Task to complete:
Here are records with pictures in them. Copy all of them exactly and leave the pictures out.

Data shown:
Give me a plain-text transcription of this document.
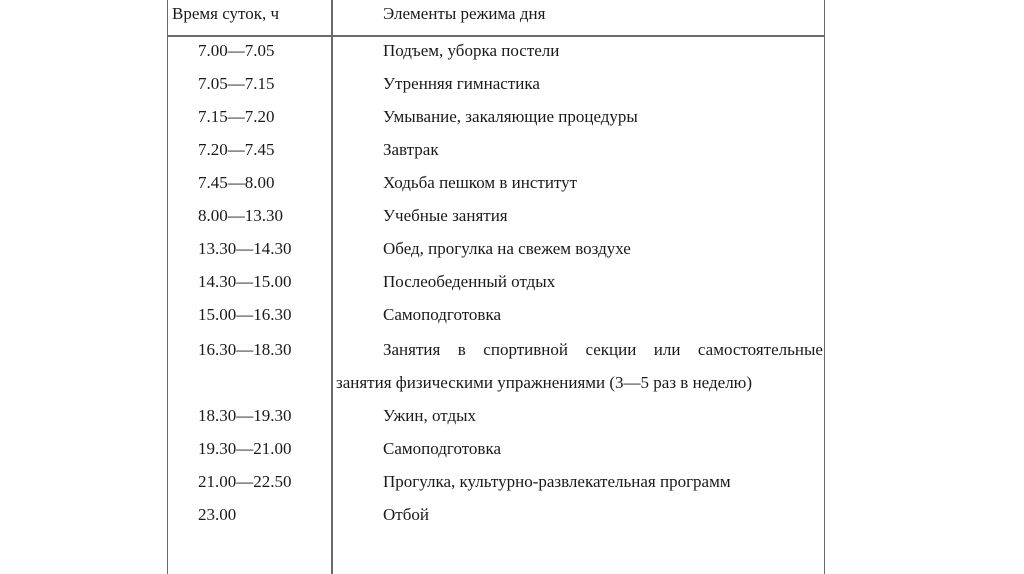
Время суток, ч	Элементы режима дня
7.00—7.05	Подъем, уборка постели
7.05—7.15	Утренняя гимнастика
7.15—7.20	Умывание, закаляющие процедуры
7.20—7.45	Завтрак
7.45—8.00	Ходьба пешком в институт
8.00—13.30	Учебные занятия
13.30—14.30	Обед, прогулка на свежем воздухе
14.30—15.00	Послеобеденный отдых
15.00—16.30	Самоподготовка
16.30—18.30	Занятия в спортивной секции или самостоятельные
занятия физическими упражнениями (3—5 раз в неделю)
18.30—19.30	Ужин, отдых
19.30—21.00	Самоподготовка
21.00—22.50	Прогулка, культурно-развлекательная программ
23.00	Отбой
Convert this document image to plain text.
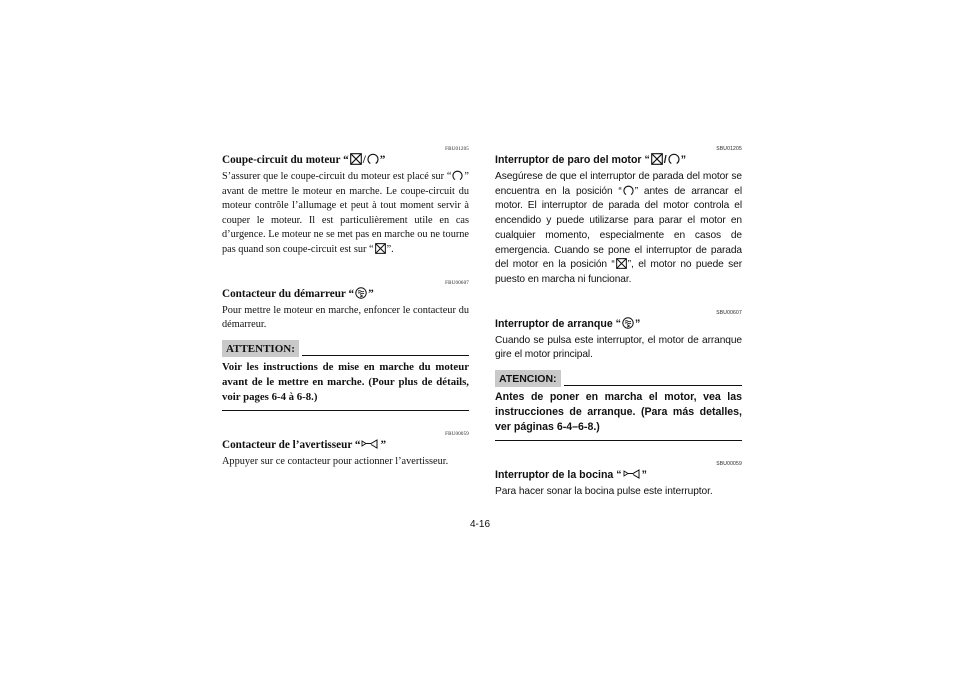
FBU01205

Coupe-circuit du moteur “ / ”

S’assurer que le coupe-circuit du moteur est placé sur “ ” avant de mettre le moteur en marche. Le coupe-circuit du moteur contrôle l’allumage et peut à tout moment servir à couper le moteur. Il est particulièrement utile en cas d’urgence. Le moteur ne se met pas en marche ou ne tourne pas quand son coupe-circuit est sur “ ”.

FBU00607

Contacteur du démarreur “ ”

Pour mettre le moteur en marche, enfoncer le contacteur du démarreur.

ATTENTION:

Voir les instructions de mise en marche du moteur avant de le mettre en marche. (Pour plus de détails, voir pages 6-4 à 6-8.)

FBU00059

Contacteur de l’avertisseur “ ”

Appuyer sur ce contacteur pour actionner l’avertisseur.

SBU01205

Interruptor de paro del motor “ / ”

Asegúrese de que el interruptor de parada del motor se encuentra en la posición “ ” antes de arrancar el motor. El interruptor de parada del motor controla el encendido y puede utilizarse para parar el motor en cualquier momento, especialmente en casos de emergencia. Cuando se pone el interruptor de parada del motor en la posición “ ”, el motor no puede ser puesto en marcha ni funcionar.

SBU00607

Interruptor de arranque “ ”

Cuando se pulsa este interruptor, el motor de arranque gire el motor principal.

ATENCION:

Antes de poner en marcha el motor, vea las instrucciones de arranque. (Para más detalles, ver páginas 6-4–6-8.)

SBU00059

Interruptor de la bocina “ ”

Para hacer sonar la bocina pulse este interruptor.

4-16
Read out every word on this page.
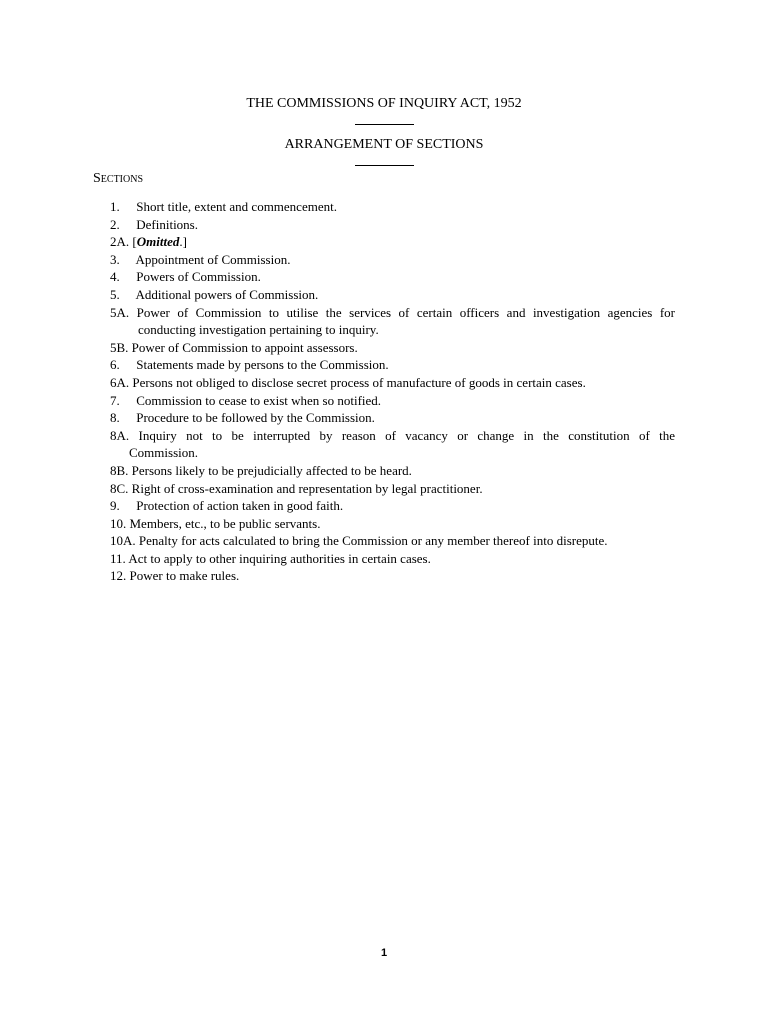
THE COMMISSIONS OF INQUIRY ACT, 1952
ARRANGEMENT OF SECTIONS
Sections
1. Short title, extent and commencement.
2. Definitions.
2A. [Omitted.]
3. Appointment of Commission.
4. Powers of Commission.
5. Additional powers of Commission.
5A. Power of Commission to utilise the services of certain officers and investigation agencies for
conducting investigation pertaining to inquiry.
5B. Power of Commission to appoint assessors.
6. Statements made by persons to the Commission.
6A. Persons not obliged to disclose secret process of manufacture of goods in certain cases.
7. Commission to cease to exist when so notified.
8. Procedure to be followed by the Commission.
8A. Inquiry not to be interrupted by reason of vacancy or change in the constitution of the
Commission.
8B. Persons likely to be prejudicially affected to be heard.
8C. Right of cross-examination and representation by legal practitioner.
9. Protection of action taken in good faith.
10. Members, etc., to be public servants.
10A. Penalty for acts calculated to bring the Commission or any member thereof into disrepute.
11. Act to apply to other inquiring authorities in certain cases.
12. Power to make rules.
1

Exercise answer:
Give me a plain-text transcription of this document.
Время суток, ч	Элементы режима дня
7.00—7.05	Подъем, уборка постели
7.05—7.15	Утренняя гимнастика
7.15—7.20	Умывание, закаляющие процедуры
7.20—7.45	Завтрак
7.45—8.00	Ходьба пешком в институт
8.00—13.30	Учебные занятия
13.30—14.30	Обед, прогулка на свежем воздухе
14.30—15.00	Послеобеденный отдых
15.00—16.30	Самоподготовка
16.30—18.30	Занятия в спортивной секции или самостоятельные
занятия физическими упражнениями (3—5 раз в неделю)
18.30—19.30	Ужин, отдых
19.30—21.00	Самоподготовка
21.00—22.50	Прогулка, культурно-развлекательная программ
23.00	Отбой
Convert this document image to plain text.
FBU01205

Coupe-circuit du moteur “ / ”

S’assurer que le coupe-circuit du moteur est placé sur “ ” avant de mettre le moteur en marche. Le coupe-circuit du moteur contrôle l’allumage et peut à tout moment servir à couper le moteur. Il est particulièrement utile en cas d’urgence. Le moteur ne se met pas en marche ou ne tourne pas quand son coupe-circuit est sur “ ”.

FBU00607

Contacteur du démarreur “ ”

Pour mettre le moteur en marche, enfoncer le contacteur du démarreur.

ATTENTION:

Voir les instructions de mise en marche du moteur avant de le mettre en marche. (Pour plus de détails, voir pages 6-4 à 6-8.)

FBU00059

Contacteur de l’avertisseur “ ”

Appuyer sur ce contacteur pour actionner l’avertisseur.

SBU01205

Interruptor de paro del motor “ / ”

Asegúrese de que el interruptor de parada del motor se encuentra en la posición “ ” antes de arrancar el motor. El interruptor de parada del motor controla el encendido y puede utilizarse para parar el motor en cualquier momento, especialmente en casos de emergencia. Cuando se pone el interruptor de parada del motor en la posición “ ”, el motor no puede ser puesto en marcha ni funcionar.

SBU00607

Interruptor de arranque “ ”

Cuando se pulsa este interruptor, el motor de arranque gire el motor principal.

ATENCION:

Antes de poner en marcha el motor, vea las instrucciones de arranque. (Para más detalles, ver páginas 6-4–6-8.)

SBU00059

Interruptor de la bocina “ ”

Para hacer sonar la bocina pulse este interruptor.

4-16
Read out every word on this page.
THE COMMISSIONS OF INQUIRY ACT, 1952
ARRANGEMENT OF SECTIONS
Sections
1. Short title, extent and commencement.
2. Definitions.
2A. [Omitted.]
3. Appointment of Commission.
4. Powers of Commission.
5. Additional powers of Commission.
5A. Power of Commission to utilise the services of certain officers and investigation agencies for
conducting investigation pertaining to inquiry.
5B. Power of Commission to appoint assessors.
6. Statements made by persons to the Commission.
6A. Persons not obliged to disclose secret process of manufacture of goods in certain cases.
7. Commission to cease to exist when so notified.
8. Procedure to be followed by the Commission.
8A. Inquiry not to be interrupted by reason of vacancy or change in the constitution of the
Commission.
8B. Persons likely to be prejudicially affected to be heard.
8C. Right of cross-examination and representation by legal practitioner.
9. Protection of action taken in good faith.
10. Members, etc., to be public servants.
10A. Penalty for acts calculated to bring the Commission or any member thereof into disrepute.
11. Act to apply to other inquiring authorities in certain cases.
12. Power to make rules.
1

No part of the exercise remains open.